▶ _DESCRIPTION OF THE TASK_:
Which lines hold the word "false"? Copy each of them.

Figure dataset records

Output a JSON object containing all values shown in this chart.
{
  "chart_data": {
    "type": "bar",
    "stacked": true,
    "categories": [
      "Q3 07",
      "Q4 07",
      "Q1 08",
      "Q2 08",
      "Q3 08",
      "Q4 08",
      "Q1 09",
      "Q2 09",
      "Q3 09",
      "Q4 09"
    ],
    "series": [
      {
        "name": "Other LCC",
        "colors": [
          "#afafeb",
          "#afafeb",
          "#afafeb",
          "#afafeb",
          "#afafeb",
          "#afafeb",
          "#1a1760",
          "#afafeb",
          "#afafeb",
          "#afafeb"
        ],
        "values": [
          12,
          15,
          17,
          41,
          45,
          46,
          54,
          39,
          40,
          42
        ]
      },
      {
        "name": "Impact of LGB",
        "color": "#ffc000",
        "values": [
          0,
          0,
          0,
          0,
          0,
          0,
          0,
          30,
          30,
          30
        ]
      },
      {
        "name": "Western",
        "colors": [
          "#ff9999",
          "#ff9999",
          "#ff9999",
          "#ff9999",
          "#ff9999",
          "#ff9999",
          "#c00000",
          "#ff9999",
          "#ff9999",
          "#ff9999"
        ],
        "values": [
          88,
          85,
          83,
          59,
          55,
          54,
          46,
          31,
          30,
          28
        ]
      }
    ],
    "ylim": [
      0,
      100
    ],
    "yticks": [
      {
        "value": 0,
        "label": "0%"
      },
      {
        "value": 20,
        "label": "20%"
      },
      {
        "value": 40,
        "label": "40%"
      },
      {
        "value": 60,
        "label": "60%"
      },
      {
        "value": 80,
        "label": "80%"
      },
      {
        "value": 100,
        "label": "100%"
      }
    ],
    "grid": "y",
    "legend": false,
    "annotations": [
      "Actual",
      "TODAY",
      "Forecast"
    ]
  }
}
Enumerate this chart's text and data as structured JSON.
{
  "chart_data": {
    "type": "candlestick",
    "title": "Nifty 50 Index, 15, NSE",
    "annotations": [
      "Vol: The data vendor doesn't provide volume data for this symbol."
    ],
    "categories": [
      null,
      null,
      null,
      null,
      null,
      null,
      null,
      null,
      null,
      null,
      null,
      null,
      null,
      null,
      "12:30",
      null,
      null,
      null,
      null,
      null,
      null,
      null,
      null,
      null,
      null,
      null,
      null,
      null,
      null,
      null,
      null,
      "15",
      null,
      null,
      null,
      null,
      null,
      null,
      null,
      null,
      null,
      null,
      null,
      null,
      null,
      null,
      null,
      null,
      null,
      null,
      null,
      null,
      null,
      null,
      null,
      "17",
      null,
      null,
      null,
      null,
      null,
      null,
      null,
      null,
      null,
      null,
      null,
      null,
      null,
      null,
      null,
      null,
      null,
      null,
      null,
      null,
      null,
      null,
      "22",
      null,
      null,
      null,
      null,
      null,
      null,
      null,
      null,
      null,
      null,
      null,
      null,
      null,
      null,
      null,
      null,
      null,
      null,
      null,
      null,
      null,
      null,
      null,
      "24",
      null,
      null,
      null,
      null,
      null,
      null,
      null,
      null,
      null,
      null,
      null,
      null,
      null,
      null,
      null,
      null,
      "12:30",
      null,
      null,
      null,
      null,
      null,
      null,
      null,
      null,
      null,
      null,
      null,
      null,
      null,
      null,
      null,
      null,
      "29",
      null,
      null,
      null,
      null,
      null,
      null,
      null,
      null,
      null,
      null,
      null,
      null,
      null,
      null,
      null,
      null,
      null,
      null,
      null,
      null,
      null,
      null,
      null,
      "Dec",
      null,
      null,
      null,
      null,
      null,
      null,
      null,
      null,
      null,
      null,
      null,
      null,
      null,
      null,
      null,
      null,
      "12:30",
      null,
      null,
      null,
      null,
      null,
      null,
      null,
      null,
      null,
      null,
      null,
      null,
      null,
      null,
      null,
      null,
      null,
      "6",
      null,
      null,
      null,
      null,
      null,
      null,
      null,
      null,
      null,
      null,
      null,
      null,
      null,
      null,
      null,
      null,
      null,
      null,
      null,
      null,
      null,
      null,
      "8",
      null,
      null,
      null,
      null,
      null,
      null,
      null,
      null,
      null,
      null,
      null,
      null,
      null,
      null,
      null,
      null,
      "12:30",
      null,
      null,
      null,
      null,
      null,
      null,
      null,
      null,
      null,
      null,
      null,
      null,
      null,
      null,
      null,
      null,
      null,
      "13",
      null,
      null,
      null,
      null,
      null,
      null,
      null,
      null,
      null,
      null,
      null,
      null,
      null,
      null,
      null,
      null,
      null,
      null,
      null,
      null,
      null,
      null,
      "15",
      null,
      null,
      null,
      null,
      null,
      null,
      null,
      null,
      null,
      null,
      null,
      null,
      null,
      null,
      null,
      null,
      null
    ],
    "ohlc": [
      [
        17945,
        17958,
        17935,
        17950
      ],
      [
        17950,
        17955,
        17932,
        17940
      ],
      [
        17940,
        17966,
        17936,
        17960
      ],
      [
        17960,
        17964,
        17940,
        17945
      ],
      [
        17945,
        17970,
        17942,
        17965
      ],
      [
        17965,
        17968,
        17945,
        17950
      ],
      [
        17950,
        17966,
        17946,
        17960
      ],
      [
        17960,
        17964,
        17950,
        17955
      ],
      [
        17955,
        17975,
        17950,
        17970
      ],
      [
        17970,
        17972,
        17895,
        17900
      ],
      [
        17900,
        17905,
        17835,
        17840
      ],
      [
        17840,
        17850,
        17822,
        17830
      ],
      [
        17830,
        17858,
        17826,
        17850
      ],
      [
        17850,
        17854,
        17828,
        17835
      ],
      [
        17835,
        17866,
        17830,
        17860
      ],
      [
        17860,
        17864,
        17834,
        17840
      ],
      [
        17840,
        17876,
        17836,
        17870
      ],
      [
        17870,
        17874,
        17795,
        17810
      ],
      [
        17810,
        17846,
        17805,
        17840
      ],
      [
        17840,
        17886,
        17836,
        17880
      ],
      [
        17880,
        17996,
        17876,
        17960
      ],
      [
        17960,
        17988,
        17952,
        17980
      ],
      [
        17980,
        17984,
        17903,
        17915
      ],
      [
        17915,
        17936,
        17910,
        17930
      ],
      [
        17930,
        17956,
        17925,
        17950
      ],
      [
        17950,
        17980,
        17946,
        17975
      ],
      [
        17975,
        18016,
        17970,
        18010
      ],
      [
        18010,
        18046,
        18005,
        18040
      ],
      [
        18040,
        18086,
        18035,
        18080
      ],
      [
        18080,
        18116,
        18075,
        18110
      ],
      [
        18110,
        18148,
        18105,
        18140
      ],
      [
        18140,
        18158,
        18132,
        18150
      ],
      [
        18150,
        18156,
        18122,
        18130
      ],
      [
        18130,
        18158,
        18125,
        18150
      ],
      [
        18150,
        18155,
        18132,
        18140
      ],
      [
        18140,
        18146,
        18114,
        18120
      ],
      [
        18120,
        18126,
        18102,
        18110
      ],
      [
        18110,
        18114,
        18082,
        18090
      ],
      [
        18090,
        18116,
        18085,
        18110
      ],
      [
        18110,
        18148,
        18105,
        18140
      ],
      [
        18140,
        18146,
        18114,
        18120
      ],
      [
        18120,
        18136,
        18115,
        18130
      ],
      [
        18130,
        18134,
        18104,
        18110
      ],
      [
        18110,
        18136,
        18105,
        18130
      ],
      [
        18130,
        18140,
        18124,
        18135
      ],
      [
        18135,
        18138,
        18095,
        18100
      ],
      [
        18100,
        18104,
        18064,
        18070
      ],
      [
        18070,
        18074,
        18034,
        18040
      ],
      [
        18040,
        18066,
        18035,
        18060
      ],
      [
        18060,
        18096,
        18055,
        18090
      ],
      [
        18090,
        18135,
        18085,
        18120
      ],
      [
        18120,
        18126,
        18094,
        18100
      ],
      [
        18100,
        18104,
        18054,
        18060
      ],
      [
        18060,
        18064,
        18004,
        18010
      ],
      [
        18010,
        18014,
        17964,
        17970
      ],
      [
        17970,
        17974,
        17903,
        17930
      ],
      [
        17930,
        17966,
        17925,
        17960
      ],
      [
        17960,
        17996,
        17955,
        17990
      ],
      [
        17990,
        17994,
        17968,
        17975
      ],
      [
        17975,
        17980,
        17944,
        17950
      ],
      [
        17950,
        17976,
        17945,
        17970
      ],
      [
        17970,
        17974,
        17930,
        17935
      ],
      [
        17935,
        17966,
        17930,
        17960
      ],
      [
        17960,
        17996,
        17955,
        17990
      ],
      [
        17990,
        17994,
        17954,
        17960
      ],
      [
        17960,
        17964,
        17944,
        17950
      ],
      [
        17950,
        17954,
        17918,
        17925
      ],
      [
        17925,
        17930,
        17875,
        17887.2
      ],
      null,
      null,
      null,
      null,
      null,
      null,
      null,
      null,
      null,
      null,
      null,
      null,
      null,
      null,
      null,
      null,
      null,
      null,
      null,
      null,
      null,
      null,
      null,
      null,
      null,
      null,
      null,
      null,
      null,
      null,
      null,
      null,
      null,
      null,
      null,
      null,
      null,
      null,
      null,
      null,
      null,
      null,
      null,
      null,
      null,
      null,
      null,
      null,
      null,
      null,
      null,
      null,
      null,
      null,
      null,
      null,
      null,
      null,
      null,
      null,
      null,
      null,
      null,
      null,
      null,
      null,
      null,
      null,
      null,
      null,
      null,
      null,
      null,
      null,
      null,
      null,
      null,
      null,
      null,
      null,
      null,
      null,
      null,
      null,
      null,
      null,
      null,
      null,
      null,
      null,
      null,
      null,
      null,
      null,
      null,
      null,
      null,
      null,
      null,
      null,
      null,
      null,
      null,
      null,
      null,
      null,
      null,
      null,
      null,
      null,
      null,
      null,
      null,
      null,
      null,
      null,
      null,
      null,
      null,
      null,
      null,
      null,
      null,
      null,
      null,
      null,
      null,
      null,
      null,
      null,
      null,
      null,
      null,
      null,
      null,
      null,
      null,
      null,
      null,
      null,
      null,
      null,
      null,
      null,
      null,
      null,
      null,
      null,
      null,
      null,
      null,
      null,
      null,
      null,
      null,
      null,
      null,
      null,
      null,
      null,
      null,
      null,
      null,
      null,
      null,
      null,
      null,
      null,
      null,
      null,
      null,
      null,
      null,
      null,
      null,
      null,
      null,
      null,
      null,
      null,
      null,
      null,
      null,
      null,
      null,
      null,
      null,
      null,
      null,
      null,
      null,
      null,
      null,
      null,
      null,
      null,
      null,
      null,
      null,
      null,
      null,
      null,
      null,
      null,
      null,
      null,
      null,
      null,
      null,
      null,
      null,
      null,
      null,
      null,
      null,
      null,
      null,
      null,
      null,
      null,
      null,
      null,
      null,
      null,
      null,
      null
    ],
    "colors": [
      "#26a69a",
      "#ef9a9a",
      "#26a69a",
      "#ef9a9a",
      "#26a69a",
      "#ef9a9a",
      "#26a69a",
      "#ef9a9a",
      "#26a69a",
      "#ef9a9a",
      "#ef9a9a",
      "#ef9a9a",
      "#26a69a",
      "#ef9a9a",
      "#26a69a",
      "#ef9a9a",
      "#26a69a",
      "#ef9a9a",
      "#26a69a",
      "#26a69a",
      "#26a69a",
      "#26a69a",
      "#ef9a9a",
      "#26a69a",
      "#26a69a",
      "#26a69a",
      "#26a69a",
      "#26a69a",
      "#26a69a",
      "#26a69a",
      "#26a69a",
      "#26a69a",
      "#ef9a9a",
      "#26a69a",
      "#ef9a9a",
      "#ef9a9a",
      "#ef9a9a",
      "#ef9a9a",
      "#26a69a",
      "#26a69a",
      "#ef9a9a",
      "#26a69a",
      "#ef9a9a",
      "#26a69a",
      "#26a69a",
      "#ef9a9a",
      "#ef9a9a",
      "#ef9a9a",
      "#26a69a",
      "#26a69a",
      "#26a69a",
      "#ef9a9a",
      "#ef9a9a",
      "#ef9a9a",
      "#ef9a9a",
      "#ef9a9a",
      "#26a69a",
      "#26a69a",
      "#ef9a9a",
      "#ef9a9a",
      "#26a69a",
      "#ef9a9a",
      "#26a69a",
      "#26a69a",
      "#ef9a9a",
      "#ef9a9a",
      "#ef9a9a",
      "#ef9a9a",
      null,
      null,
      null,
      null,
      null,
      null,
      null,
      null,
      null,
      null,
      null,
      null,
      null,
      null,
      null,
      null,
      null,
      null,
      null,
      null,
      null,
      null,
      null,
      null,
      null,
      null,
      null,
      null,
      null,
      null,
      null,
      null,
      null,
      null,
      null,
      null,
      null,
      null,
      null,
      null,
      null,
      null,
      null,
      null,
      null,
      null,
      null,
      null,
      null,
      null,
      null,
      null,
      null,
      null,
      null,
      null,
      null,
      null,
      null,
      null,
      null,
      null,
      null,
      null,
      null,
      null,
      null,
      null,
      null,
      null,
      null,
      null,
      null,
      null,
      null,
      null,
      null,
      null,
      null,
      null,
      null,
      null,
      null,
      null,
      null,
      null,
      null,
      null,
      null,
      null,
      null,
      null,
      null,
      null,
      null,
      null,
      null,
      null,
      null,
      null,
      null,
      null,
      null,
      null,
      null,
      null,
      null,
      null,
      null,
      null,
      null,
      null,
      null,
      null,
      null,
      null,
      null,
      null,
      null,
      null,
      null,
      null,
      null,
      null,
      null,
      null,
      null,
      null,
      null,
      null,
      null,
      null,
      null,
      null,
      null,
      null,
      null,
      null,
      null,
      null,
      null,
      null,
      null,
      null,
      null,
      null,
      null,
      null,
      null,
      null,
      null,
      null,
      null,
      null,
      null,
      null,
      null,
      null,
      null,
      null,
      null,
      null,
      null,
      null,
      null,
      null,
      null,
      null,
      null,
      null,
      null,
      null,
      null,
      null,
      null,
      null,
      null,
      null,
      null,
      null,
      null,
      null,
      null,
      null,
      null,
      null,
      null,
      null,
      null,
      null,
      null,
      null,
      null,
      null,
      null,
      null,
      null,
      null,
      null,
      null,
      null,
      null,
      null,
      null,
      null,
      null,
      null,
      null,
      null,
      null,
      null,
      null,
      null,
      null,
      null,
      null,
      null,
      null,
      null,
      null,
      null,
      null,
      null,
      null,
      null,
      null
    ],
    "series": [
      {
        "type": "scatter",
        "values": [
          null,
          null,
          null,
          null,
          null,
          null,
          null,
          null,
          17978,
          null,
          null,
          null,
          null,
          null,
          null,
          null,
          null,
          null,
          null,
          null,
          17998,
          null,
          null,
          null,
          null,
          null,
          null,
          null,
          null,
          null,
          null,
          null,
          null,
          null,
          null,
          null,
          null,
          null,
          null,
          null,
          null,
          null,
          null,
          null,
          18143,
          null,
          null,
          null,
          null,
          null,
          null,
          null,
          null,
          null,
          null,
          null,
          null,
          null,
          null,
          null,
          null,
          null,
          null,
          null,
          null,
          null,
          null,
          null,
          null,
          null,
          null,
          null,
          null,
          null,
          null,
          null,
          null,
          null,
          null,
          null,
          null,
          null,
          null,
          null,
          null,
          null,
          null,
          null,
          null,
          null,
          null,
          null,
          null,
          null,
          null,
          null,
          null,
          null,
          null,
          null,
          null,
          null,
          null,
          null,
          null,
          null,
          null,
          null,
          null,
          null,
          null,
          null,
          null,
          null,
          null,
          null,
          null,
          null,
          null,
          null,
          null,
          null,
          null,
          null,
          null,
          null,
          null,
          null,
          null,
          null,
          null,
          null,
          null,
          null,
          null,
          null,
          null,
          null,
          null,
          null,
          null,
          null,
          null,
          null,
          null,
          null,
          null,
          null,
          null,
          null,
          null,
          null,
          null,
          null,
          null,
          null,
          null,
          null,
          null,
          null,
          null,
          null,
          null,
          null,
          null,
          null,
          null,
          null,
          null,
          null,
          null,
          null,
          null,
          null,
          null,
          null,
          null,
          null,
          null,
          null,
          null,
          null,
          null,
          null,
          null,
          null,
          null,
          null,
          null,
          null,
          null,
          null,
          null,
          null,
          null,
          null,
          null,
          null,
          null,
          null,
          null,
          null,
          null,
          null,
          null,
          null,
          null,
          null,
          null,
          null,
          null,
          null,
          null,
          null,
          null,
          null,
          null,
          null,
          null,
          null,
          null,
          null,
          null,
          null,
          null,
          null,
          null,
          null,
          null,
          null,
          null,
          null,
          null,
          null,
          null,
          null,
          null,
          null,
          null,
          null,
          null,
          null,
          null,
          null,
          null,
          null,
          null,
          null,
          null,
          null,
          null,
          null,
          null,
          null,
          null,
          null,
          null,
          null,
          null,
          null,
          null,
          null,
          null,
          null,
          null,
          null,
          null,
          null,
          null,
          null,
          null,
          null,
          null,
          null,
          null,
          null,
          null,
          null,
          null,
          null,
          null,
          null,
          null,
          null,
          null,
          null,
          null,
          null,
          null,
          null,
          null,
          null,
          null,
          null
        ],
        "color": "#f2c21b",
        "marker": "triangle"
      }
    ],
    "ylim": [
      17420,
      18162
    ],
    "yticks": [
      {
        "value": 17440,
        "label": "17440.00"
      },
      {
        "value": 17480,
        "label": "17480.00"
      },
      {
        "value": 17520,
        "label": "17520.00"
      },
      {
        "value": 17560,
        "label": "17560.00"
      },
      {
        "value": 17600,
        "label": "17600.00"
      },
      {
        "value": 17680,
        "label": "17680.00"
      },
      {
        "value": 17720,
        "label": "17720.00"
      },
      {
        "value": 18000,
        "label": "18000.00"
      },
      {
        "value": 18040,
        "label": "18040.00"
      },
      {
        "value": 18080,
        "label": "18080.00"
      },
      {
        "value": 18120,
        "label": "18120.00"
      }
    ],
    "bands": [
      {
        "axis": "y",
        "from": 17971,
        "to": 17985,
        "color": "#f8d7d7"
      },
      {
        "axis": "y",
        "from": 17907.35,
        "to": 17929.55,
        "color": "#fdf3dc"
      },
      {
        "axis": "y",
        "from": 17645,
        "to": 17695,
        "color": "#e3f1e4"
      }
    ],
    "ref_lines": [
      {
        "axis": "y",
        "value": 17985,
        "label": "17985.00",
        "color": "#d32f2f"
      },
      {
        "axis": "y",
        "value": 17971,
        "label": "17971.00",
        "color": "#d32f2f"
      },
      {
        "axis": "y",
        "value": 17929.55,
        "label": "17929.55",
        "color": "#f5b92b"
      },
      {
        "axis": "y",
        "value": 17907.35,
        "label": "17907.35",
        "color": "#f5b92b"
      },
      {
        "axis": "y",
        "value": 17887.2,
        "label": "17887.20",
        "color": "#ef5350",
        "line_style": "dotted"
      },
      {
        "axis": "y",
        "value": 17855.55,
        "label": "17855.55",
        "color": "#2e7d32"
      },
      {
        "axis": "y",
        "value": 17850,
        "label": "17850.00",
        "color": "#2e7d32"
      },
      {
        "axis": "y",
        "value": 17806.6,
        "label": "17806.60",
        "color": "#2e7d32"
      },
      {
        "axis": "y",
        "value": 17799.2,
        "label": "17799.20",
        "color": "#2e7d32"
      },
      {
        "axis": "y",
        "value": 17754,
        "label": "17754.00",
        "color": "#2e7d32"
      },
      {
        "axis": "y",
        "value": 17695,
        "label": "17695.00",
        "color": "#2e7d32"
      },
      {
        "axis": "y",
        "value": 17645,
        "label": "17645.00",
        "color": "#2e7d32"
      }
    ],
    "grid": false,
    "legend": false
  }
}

▶ _RIGHT ANSWER_:
    "legend": false,
    "grid": false,
    "legend": false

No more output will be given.